# TEXTE DU DOCUMENT
- - -

Elles ont leur place réservée au
temple où elles forment un groupe d'une
quarantaine de personnes.
« Lorsque cette classe fut
inaugurée, Mrs. Williams fit une fête.
Quelques-unes de, ces femmes se levèrent
pour remercier. Voici quelques-unes de leurs
paroles : « Nous étions comme
mortes, et maintenant nous revenons à la
vie. Nous étions vieilles et affaiblies par
l'âge, maintenant, nous sommes jeunes encore.
Nous étions négligées et
méprisées, maintenant, notre soeur
aînée nous a cherchées et nous
mangeons des mets dont nos ancêtres n'ont
même pas entendu parler : de la
nourriture anglaise [allusion au plat de riz avec
de la mélasse] dans la maison de l'orometua
(1) !
Nous
étions sales et en haillons, maintenant,
nous avons de bons vêtements et même
des chapeaux.
Nous pensions que notre temps était
passé et que nous ne reviendrions plus
jamais dans le monde, nous étions mises de
côté comme des choses de rebut, mais
maintenant nous vivons à nouveau. Il est bon
d'avoir vécu jusqu'à ce jour. Tout
ceci nous le devons à la Parole de Dieu et
à ses compassions. » Ce groupement
a maintenant fréquemment ses fêtes,
et, à ces occasions, je vais
généralement passer une demi-heure
avec ces femmes âgées. Ceci est
entièrement l'oeuvre de Mrs. Williams, c'est
elle qui en a eu la pensée et qui dirige
tout.
« Notre nouvelle maison vient
d'être construite, et les grand'mères
se demandaient ce qu'elles pourraient faire ?
Elles décidèrent de former deux
groupes et que chacun d'eux ferait une grande
natte : une pour la chambre de jour
(2), l'autre
pour
le salon.
« On s'adresse aussi constamment
à Mrs. Williams pour tailler des robes, pour
l'enseignement de la couture, etc...
« Notre nouvelle habitation vient
d'être terminée : elle est
excellente... » Après quelques
détails sur la construction, le jardin, le
potager, Mr. Williams continue :
« L'église ne cesse de se
développer..., bien que la discipline soit
très stricte, nous n'avons pas eu à
prononcer d'exclusion depuis que nous sommes ici.

- - -

# EXTRAIT DE DONNÉES
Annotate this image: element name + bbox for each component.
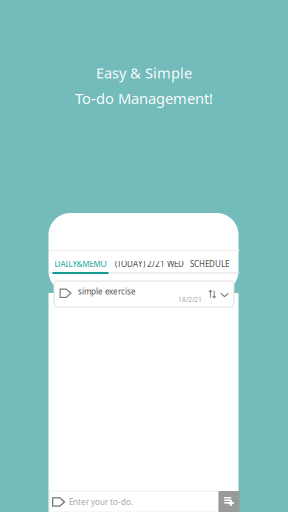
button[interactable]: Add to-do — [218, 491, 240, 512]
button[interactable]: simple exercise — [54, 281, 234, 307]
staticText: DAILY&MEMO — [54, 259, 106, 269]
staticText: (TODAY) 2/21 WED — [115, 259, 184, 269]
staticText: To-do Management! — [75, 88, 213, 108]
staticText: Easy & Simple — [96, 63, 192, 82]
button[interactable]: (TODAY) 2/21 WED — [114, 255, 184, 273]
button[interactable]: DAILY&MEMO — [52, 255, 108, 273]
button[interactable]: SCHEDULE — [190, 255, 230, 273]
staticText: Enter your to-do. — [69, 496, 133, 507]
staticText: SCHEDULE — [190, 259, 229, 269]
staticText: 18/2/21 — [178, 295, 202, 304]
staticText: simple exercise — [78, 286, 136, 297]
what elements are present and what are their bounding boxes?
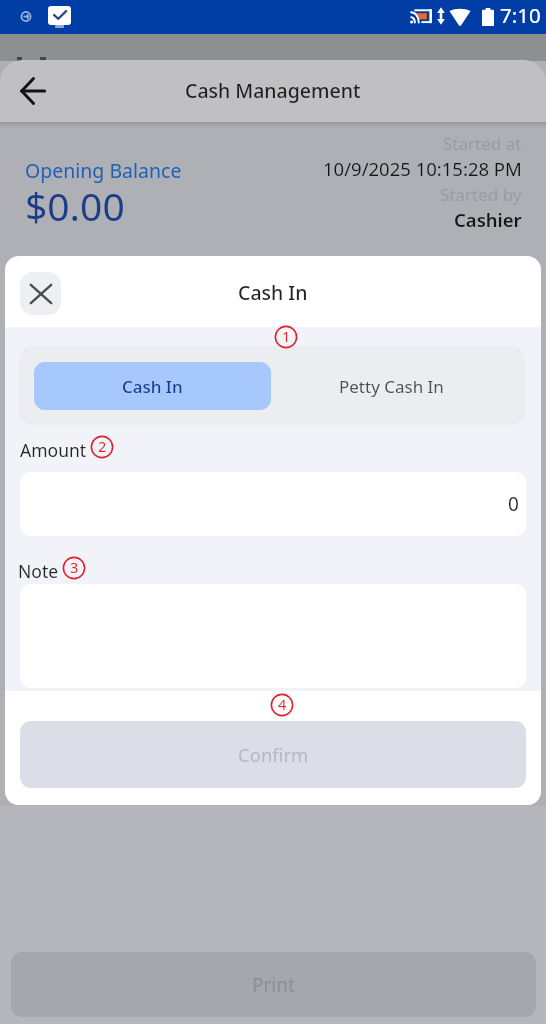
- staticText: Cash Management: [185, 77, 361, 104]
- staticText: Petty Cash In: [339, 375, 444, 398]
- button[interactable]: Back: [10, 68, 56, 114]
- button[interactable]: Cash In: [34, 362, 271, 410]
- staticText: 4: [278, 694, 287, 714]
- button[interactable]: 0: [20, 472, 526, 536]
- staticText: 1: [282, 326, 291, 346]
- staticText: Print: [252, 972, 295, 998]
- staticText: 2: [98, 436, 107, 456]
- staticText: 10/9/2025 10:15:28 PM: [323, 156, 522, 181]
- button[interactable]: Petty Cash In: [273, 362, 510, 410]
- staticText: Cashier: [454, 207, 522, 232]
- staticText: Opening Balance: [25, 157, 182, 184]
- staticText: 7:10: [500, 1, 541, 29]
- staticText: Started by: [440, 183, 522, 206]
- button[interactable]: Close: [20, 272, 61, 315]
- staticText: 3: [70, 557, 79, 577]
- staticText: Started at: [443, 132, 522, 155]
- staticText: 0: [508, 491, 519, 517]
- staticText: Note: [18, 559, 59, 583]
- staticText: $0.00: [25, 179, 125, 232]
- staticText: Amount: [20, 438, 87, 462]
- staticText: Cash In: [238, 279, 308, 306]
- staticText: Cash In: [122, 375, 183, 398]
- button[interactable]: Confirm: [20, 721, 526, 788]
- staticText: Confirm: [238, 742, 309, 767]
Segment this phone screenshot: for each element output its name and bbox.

- - -

# LISTE DES TÂCHES
1: D'après le texte sur la classe de femmes âgées de Mrs. Williams, qu'ont décidé de fabriquer les grand-mères pour la nouvelle maison ?
2: Poursuivez le texte sur la classe de femmes âgées de Mrs. Williams à partir de sa dernière phrase.

# RÉSULTATS DANS L'ORDRE
1: Elles ont décidé de former deux groupes, chacun devant faire une grande natte : l'une pour la chambre de jour, l'autre pour le salon.

2:
Voici quelques-unes des conditions
d'admission :
« Une conduite morale. La moindre
infraction à cette règle tombe sous
le coup de la discipline. Ceux qui sèment la
discorde sont considérés comme ayant
une conduite répréhensible, et sont
exclus.
« Ne pas négliger les
moyens de grâce.
« Croire en Jésus-Christ comme
unique Sauveur, et en sa mort expiatoire pour
effacer le péché.
« Manifester la foi dans les
mérites et la médiation du Christ par
la haine du péché, l'amour de la
sainteté et de ses
fruits... »
« Il a été
extrêmement difficile de chasser de leurs
coeurs une croyance aux oeuvres comme rendant Dieu
favorable. Certains faits me prouvent qu'il faut
être extrêmement prudent concernant les
admissions ..... Il semble que certaines notions
manquent tout à fait aux indigènes.
Nous ressemblons au premier homme sortant des mains
du Créateur avant qu'Il eût
soufflé en ses narines le souffle de vie.
Nous avons besoin de l'influence du Saint-Esprit
qui donne la vie et met dans l'âme un
principe vital...
« Lève-toi, aquilon, et
viens vent du Midi ! Souffle dans mon jardin
afin que mes aromates distillent... » Que
Dieu en soit béni ; bien que je vous
écrive ainsi, il y a des exceptions qui nous
causent une très grande joie...
« Le nouveau village
s'étend sur trois à quatre milles
[quatre à cinq kilomètres] ... Il
n'est pas sans avoir des désavantages, mais
les avantages sont en bien plus grand nombre. La
situation est bien meilleure que celle de l'ancien
poste. Il souffle toujours de ce côté
une bonne brise de mer.... enfin Utumaoro est
à une distance à peu près
égale des principaux districts. Le plus
grand inconvénient, c'est qu'en certains
endroits on manque d'eau pendant la saison
sèche ; mais, comme on trouve partout
une eau excellente à une profondeur de un
à trois mètres, nous installerons des
pompes... Nous n'avons pas ici les deux magnifiques
cours d'eau qui traversaient notre
précédent village. Même cela
aura son avantage.
Au lieu d'avoir les bains en commun dans la
rivière, les indigènes auront,
chacun, leur petite case pour bains...
« Vous allez me dire que je
construis des châteaux en l'air ; une
seconde tour de Babel avec confusion de langues. Je
crois pouvoir répondre bien nettement que
ceci n'est pas à craindre... Les
indigènes travaillent avec ardeur, ils ne
sont qu'un coeur et qu'une âme en cette
affaire...
« Et, maintenant, quelques
nouvelles de nos avant-postes : bonnes
nouvelles de Rurutu. Le chef est venu à
nouveau m'amenant un élève à
former. Il sait déjà faire une porte
avec panneaux. Je viens de le mettre au tour.
Bonnes nouvelles aussi d'Aïtutaki. Elles me
furent apportées par l'équipage du
bateau que je croyais perdu. Pauvres gens !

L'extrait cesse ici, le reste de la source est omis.